[Data items]
**********

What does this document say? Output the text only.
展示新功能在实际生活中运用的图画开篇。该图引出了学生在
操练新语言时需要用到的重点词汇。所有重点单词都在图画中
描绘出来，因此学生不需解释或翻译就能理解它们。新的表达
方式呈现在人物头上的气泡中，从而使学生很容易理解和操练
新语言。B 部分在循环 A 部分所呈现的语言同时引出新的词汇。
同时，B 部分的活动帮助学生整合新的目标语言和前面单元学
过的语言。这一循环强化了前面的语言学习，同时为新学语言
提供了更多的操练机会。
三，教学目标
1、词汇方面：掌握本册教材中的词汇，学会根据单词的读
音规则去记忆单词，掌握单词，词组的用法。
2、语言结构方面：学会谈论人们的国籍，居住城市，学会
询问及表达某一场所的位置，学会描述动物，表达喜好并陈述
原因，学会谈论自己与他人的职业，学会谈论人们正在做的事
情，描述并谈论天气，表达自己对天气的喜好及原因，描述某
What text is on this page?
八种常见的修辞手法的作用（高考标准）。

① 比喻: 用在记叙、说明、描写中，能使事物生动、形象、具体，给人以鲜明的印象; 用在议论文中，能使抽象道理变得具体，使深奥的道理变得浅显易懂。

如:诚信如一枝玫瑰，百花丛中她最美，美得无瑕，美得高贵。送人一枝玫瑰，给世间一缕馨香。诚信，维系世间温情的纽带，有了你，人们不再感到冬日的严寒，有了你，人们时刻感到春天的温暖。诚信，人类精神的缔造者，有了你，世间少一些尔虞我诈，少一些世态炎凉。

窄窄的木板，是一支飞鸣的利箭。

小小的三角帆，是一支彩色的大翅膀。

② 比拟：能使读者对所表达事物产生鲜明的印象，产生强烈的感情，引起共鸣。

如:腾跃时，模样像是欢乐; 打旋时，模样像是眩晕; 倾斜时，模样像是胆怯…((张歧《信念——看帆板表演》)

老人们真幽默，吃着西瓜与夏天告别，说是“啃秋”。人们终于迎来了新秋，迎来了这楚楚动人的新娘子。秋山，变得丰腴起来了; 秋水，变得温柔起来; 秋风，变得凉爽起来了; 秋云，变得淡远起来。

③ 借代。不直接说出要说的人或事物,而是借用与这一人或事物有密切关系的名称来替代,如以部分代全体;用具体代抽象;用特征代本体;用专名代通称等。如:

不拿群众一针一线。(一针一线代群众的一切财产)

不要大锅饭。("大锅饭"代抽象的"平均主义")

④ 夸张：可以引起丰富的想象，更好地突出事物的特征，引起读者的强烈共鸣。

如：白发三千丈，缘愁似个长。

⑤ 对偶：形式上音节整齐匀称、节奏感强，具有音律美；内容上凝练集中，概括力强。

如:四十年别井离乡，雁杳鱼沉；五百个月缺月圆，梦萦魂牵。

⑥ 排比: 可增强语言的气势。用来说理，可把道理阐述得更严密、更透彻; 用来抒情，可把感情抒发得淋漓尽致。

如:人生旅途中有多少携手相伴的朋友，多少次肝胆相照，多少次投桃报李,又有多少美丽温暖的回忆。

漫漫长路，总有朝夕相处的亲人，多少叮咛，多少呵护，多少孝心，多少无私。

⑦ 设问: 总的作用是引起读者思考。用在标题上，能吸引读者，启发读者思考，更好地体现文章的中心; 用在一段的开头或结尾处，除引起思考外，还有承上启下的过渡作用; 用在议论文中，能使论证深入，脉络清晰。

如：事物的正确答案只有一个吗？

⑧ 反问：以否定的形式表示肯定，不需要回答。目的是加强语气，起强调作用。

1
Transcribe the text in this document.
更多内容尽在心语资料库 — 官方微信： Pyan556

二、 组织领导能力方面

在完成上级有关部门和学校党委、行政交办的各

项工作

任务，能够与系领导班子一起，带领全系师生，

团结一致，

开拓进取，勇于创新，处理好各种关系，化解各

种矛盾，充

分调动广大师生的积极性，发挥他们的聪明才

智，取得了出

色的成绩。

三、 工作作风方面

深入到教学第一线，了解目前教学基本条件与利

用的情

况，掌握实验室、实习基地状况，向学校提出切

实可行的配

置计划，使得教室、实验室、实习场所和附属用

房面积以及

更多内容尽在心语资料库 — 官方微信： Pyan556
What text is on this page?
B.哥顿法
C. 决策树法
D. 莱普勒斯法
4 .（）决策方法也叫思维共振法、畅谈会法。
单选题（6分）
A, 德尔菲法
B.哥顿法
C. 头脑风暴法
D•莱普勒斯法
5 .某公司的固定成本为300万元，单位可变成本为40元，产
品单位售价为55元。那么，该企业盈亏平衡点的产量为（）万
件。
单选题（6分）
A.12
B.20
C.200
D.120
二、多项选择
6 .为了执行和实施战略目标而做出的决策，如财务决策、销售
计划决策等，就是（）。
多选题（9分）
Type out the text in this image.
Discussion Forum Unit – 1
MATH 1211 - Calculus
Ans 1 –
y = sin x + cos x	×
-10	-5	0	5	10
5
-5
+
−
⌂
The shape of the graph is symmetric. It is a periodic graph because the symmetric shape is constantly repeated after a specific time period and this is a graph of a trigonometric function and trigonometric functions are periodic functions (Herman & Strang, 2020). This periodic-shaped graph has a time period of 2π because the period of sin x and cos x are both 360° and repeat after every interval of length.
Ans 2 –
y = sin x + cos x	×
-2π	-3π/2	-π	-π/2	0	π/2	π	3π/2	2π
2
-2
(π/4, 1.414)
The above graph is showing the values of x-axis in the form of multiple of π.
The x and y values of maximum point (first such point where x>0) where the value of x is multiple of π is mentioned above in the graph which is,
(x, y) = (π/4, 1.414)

**********

- **Task requirements**
Take every line from the data that contains the word "above".

- **Complete output**
The above graph is showing the values of x-axis in the form of multiple of π.
The x and y values of maximum point (first such point where x>0) where the value of x is multiple of π is mentioned above in the graph which is,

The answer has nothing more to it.